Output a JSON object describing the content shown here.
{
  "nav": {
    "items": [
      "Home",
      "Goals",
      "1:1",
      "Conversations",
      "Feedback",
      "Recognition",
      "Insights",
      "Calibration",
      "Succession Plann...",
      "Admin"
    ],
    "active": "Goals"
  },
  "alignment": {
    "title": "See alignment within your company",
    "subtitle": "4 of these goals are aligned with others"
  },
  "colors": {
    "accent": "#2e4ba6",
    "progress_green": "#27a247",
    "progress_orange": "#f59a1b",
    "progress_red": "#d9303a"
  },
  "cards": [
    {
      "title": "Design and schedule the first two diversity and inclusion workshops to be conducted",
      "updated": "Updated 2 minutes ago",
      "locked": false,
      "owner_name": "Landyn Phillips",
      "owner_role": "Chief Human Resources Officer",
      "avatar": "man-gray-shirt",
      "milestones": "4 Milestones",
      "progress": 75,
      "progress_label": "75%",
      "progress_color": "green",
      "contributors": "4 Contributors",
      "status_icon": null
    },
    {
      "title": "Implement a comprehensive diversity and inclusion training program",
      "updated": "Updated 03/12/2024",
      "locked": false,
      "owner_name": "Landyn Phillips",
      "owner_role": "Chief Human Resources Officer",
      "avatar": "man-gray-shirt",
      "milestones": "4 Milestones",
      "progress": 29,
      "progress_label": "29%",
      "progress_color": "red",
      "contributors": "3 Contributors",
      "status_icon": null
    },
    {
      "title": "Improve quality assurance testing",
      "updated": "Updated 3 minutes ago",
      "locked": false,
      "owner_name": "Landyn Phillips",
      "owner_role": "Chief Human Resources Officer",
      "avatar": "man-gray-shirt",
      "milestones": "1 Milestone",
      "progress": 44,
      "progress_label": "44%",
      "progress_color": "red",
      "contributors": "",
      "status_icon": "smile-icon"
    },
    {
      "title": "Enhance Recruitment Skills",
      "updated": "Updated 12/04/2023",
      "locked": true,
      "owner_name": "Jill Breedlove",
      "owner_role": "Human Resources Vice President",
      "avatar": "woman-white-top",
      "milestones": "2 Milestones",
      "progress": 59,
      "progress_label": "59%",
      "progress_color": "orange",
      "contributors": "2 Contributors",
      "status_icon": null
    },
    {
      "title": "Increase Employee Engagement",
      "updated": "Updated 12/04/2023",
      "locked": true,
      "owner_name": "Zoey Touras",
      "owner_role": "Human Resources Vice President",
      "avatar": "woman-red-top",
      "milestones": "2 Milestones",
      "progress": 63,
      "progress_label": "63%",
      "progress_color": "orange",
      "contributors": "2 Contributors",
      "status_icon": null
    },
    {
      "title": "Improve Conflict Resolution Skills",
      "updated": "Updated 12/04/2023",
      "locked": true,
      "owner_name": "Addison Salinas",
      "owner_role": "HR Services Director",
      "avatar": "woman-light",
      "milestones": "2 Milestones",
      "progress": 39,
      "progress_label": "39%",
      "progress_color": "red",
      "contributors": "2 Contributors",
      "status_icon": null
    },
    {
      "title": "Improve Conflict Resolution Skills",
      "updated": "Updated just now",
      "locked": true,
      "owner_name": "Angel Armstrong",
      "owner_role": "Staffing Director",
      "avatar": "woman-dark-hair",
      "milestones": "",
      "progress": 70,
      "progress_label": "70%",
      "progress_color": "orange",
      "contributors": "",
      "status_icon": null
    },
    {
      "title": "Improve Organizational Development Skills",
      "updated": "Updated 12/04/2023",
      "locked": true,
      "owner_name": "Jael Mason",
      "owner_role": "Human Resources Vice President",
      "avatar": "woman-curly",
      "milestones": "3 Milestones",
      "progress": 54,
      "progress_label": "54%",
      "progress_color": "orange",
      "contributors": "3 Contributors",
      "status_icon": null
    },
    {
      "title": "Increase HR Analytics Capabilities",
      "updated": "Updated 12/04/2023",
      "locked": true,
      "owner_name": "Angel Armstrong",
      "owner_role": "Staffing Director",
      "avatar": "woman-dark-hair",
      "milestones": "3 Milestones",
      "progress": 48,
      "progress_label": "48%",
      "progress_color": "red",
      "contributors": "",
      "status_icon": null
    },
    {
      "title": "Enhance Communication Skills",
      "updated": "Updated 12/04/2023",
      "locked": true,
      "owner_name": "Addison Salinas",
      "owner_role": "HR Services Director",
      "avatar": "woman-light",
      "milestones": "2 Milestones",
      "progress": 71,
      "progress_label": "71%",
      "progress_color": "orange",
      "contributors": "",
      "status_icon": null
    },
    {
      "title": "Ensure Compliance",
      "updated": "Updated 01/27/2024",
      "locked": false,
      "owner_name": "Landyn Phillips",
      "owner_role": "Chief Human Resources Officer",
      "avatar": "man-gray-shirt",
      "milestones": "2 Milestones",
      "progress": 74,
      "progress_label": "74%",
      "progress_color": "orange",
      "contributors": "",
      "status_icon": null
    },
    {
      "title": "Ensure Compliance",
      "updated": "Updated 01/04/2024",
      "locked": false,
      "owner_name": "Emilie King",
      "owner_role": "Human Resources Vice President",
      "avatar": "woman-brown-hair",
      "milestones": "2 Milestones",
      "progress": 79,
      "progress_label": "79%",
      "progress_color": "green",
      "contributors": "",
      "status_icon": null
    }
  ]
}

◇ ◇ ◇ ◇ ◇

WHAT IS BEING ASKED: Your task is to repeat every line exactly.

TASK OUTPUT:
Output a JSON object describing the content shown here.
{
  "nav": {
    "items": [
      "Home",
      "Goals",
      "1:1",
      "Conversations",
      "Feedback",
      "Recognition",
      "Insights",
      "Calibration",
      "Succession Plann...",
      "Admin"
    ],
    "active": "Goals"
  },
  "alignment": {
    "title": "See alignment within your company",
    "subtitle": "4 of these goals are aligned with others"
  },
  "colors": {
    "accent": "#2e4ba6",
    "progress_green": "#27a247",
    "progress_orange": "#f59a1b",
    "progress_red": "#d9303a"
  },
  "cards": [
    {
      "title": "Design and schedule the first two diversity and inclusion workshops to be conducted",
      "updated": "Updated 2 minutes ago",
      "locked": false,
      "owner_name": "Landyn Phillips",
      "owner_role": "Chief Human Resources Officer",
      "avatar": "man-gray-shirt",
      "milestones": "4 Milestones",
      "progress": 75,
      "progress_label": "75%",
      "progress_color": "green",
      "contributors": "4 Contributors",
      "status_icon": null
    },
    {
      "title": "Implement a comprehensive diversity and inclusion training program",
      "updated": "Updated 03/12/2024",
      "locked": false,
      "owner_name": "Landyn Phillips",
      "owner_role": "Chief Human Resources Officer",
      "avatar": "man-gray-shirt",
      "milestones": "4 Milestones",
      "progress": 29,
      "progress_label": "29%",
      "progress_color": "red",
      "contributors": "3 Contributors",
      "status_icon": null
    },
    {
      "title": "Improve quality assurance testing",
      "updated": "Updated 3 minutes ago",
      "locked": false,
      "owner_name": "Landyn Phillips",
      "owner_role": "Chief Human Resources Officer",
      "avatar": "man-gray-shirt",
      "milestones": "1 Milestone",
      "progress": 44,
      "progress_label": "44%",
      "progress_color": "red",
      "contributors": "",
      "status_icon": "smile-icon"
    },
    {
      "title": "Enhance Recruitment Skills",
      "updated": "Updated 12/04/2023",
      "locked": true,
      "owner_name": "Jill Breedlove",
      "owner_role": "Human Resources Vice President",
      "avatar": "woman-white-top",
      "milestones": "2 Milestones",
      "progress": 59,
      "progress_label": "59%",
      "progress_color": "orange",
      "contributors": "2 Contributors",
      "status_icon": null
    },
    {
      "title": "Increase Employee Engagement",
      "updated": "Updated 12/04/2023",
      "locked": true,
      "owner_name": "Zoey Touras",
      "owner_role": "Human Resources Vice President",
      "avatar": "woman-red-top",
      "milestones": "2 Milestones",
      "progress": 63,
      "progress_label": "63%",
      "progress_color": "orange",
      "contributors": "2 Contributors",
      "status_icon": null
    },
    {
      "title": "Improve Conflict Resolution Skills",
      "updated": "Updated 12/04/2023",
      "locked": true,
      "owner_name": "Addison Salinas",
      "owner_role": "HR Services Director",
      "avatar": "woman-light",
      "milestones": "2 Milestones",
      "progress": 39,
      "progress_label": "39%",
      "progress_color": "red",
      "contributors": "2 Contributors",
      "status_icon": null
    },
    {
      "title": "Improve Conflict Resolution Skills",
      "updated": "Updated just now",
      "locked": true,
      "owner_name": "Angel Armstrong",
      "owner_role": "Staffing Director",
      "avatar": "woman-dark-hair",
      "milestones": "",
      "progress": 70,
      "progress_label": "70%",
      "progress_color": "orange",
      "contributors": "",
      "status_icon": null
    },
    {
      "title": "Improve Organizational Development Skills",
      "updated": "Updated 12/04/2023",
      "locked": true,
      "owner_name": "Jael Mason",
      "owner_role": "Human Resources Vice President",
      "avatar": "woman-curly",
      "milestones": "3 Milestones",
      "progress": 54,
      "progress_label": "54%",
      "progress_color": "orange",
      "contributors": "3 Contributors",
      "status_icon": null
    },
    {
      "title": "Increase HR Analytics Capabilities",
      "updated": "Updated 12/04/2023",
      "locked": true,
      "owner_name": "Angel Armstrong",
      "owner_role": "Staffing Director",
      "avatar": "woman-dark-hair",
      "milestones": "3 Milestones",
      "progress": 48,
      "progress_label": "48%",
      "progress_color": "red",
      "contributors": "",
      "status_icon": null
    },
    {
      "title": "Enhance Communication Skills",
      "updated": "Updated 12/04/2023",
      "locked": true,
      "owner_name": "Addison Salinas",
      "owner_role": "HR Services Director",
      "avatar": "woman-light",
      "milestones": "2 Milestones",
      "progress": 71,
      "progress_label": "71%",
      "progress_color": "orange",
      "contributors": "",
      "status_icon": null
    },
    {
      "title": "Ensure Compliance",
      "updated": "Updated 01/27/2024",
      "locked": false,
      "owner_name": "Landyn Phillips",
      "owner_role": "Chief Human Resources Officer",
      "avatar": "man-gray-shirt",
      "milestones": "2 Milestones",
      "progress": 74,
      "progress_label": "74%",
      "progress_color": "orange",
      "contributors": "",
      "status_icon": null
    },
    {
      "title": "Ensure Compliance",
      "updated": "Updated 01/04/2024",
      "locked": false,
      "owner_name": "Emilie King",
      "owner_role": "Human Resources Vice President",
      "avatar": "woman-brown-hair",
      "milestones": "2 Milestones",
      "progress": 79,
      "progress_label": "79%",
      "progress_color": "green",
      "contributors": "",
      "status_icon": null
    }
  ]
}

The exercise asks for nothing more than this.